**Prompt:** The listing below should be written out exactly; please include all of it.
**** Input data ****
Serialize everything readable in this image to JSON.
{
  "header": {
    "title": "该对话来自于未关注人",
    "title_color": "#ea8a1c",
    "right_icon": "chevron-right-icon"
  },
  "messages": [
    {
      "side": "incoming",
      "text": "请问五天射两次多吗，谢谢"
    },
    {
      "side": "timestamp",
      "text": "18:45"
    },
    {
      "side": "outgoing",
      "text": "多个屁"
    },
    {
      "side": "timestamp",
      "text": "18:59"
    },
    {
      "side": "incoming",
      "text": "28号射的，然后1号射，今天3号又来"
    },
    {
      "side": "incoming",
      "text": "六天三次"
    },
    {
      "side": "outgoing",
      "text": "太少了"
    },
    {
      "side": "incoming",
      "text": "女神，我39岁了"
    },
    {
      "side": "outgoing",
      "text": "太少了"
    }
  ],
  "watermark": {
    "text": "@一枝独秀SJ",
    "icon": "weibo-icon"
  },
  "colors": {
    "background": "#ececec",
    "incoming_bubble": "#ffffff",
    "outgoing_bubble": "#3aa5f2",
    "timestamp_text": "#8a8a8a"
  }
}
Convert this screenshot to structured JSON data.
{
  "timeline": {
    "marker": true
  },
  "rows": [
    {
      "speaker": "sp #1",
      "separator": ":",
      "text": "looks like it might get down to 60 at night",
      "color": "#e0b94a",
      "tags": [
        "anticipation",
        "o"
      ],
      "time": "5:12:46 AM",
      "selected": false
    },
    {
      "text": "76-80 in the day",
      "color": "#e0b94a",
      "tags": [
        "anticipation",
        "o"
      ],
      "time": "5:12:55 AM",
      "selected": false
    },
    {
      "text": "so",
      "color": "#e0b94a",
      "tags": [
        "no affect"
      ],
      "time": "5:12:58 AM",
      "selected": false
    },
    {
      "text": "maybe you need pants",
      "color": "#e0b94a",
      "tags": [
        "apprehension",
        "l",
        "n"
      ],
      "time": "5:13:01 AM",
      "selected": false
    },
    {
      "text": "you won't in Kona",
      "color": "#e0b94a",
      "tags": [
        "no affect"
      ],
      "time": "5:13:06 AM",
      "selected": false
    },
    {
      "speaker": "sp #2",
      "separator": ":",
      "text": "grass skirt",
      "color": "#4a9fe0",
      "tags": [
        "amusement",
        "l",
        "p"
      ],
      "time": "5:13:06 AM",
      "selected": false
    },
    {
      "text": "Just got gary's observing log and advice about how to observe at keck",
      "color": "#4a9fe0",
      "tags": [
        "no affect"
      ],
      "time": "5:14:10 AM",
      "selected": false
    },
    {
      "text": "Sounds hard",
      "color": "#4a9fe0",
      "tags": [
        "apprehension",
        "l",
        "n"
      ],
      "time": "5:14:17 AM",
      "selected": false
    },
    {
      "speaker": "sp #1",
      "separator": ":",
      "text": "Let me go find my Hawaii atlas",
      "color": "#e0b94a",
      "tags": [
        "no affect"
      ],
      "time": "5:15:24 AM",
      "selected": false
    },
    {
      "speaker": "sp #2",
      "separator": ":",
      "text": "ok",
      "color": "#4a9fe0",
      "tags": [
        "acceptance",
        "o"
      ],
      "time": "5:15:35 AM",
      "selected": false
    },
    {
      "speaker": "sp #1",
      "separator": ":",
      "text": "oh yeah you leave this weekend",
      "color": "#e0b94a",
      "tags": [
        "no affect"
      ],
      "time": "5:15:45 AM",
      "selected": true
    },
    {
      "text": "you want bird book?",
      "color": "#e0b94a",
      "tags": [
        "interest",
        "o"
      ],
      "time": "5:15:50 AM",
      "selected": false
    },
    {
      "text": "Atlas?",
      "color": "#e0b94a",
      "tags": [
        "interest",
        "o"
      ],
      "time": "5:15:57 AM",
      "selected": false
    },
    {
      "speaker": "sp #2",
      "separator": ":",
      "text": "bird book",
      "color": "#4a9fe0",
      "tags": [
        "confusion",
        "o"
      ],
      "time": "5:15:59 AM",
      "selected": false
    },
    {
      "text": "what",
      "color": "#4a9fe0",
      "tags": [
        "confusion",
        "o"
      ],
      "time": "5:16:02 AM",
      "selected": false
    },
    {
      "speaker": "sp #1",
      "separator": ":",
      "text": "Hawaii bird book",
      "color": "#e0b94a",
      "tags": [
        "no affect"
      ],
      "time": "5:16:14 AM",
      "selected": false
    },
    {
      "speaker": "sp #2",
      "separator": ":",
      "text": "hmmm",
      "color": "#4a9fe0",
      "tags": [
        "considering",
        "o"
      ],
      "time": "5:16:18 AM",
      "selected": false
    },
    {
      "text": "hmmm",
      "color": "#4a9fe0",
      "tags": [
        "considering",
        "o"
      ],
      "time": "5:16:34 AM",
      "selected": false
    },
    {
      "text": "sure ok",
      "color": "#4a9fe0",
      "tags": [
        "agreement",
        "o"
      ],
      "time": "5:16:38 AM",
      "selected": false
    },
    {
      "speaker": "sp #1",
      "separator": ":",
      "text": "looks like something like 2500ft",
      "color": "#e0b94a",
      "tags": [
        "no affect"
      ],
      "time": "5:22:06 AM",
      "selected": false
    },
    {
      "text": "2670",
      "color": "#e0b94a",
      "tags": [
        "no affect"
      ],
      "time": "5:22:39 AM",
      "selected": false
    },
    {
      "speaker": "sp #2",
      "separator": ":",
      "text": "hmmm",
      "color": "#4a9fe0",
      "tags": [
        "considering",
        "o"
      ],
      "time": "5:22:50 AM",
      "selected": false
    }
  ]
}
****
**Correct result:**
Serialize everything readable in this image to JSON.
{
  "header": {
    "title": "该对话来自于未关注人",
    "title_color": "#ea8a1c",
    "right_icon": "chevron-right-icon"
  },
  "messages": [
    {
      "side": "incoming",
      "text": "请问五天射两次多吗，谢谢"
    },
    {
      "side": "timestamp",
      "text": "18:45"
    },
    {
      "side": "outgoing",
      "text": "多个屁"
    },
    {
      "side": "timestamp",
      "text": "18:59"
    },
    {
      "side": "incoming",
      "text": "28号射的，然后1号射，今天3号又来"
    },
    {
      "side": "incoming",
      "text": "六天三次"
    },
    {
      "side": "outgoing",
      "text": "太少了"
    },
    {
      "side": "incoming",
      "text": "女神，我39岁了"
    },
    {
      "side": "outgoing",
      "text": "太少了"
    }
  ],
  "watermark": {
    "text": "@一枝独秀SJ",
    "icon": "weibo-icon"
  },
  "colors": {
    "background": "#ececec",
    "incoming_bubble": "#ffffff",
    "outgoing_bubble": "#3aa5f2",
    "timestamp_text": "#8a8a8a"
  }
}
Convert this screenshot to structured JSON data.
{
  "timeline": {
    "marker": true
  },
  "rows": [
    {
      "speaker": "sp #1",
      "separator": ":",
      "text": "looks like it might get down to 60 at night",
      "color": "#e0b94a",
      "tags": [
        "anticipation",
        "o"
      ],
      "time": "5:12:46 AM",
      "selected": false
    },
    {
      "text": "76-80 in the day",
      "color": "#e0b94a",
      "tags": [
        "anticipation",
        "o"
      ],
      "time": "5:12:55 AM",
      "selected": false
    },
    {
      "text": "so",
      "color": "#e0b94a",
      "tags": [
        "no affect"
      ],
      "time": "5:12:58 AM",
      "selected": false
    },
    {
      "text": "maybe you need pants",
      "color": "#e0b94a",
      "tags": [
        "apprehension",
        "l",
        "n"
      ],
      "time": "5:13:01 AM",
      "selected": false
    },
    {
      "text": "you won't in Kona",
      "color": "#e0b94a",
      "tags": [
        "no affect"
      ],
      "time": "5:13:06 AM",
      "selected": false
    },
    {
      "speaker": "sp #2",
      "separator": ":",
      "text": "grass skirt",
      "color": "#4a9fe0",
      "tags": [
        "amusement",
        "l",
        "p"
      ],
      "time": "5:13:06 AM",
      "selected": false
    },
    {
      "text": "Just got gary's observing log and advice about how to observe at keck",
      "color": "#4a9fe0",
      "tags": [
        "no affect"
      ],
      "time": "5:14:10 AM",
      "selected": false
    },
    {
      "text": "Sounds hard",
      "color": "#4a9fe0",
      "tags": [
        "apprehension",
        "l",
        "n"
      ],
      "time": "5:14:17 AM",
      "selected": false
    },
    {
      "speaker": "sp #1",
      "separator": ":",
      "text": "Let me go find my Hawaii atlas",
      "color": "#e0b94a",
      "tags": [
        "no affect"
      ],
      "time": "5:15:24 AM",
      "selected": false
    },
    {
      "speaker": "sp #2",
      "separator": ":",
      "text": "ok",
      "color": "#4a9fe0",
      "tags": [
        "acceptance",
        "o"
      ],
      "time": "5:15:35 AM",
      "selected": false
    },
    {
      "speaker": "sp #1",
      "separator": ":",
      "text": "oh yeah you leave this weekend",
      "color": "#e0b94a",
      "tags": [
        "no affect"
      ],
      "time": "5:15:45 AM",
      "selected": true
    },
    {
      "text": "you want bird book?",
      "color": "#e0b94a",
      "tags": [
        "interest",
        "o"
      ],
      "time": "5:15:50 AM",
      "selected": false
    },
    {
      "text": "Atlas?",
      "color": "#e0b94a",
      "tags": [
        "interest",
        "o"
      ],
      "time": "5:15:57 AM",
      "selected": false
    },
    {
      "speaker": "sp #2",
      "separator": ":",
      "text": "bird book",
      "color": "#4a9fe0",
      "tags": [
        "confusion",
        "o"
      ],
      "time": "5:15:59 AM",
      "selected": false
    },
    {
      "text": "what",
      "color": "#4a9fe0",
      "tags": [
        "confusion",
        "o"
      ],
      "time": "5:16:02 AM",
      "selected": false
    },
    {
      "speaker": "sp #1",
      "separator": ":",
      "text": "Hawaii bird book",
      "color": "#e0b94a",
      "tags": [
        "no affect"
      ],
      "time": "5:16:14 AM",
      "selected": false
    },
    {
      "speaker": "sp #2",
      "separator": ":",
      "text": "hmmm",
      "color": "#4a9fe0",
      "tags": [
        "considering",
        "o"
      ],
      "time": "5:16:18 AM",
      "selected": false
    },
    {
      "text": "hmmm",
      "color": "#4a9fe0",
      "tags": [
        "considering",
        "o"
      ],
      "time": "5:16:34 AM",
      "selected": false
    },
    {
      "text": "sure ok",
      "color": "#4a9fe0",
      "tags": [
        "agreement",
        "o"
      ],
      "time": "5:16:38 AM",
      "selected": false
    },
    {
      "speaker": "sp #1",
      "separator": ":",
      "text": "looks like something like 2500ft",
      "color": "#e0b94a",
      "tags": [
        "no affect"
      ],
      "time": "5:22:06 AM",
      "selected": false
    },
    {
      "text": "2670",
      "color": "#e0b94a",
      "tags": [
        "no affect"
      ],
      "time": "5:22:39 AM",
      "selected": false
    },
    {
      "speaker": "sp #2",
      "separator": ":",
      "text": "hmmm",
      "color": "#4a9fe0",
      "tags": [
        "considering",
        "o"
      ],
      "time": "5:22:50 AM",
      "selected": false
    }
  ]
}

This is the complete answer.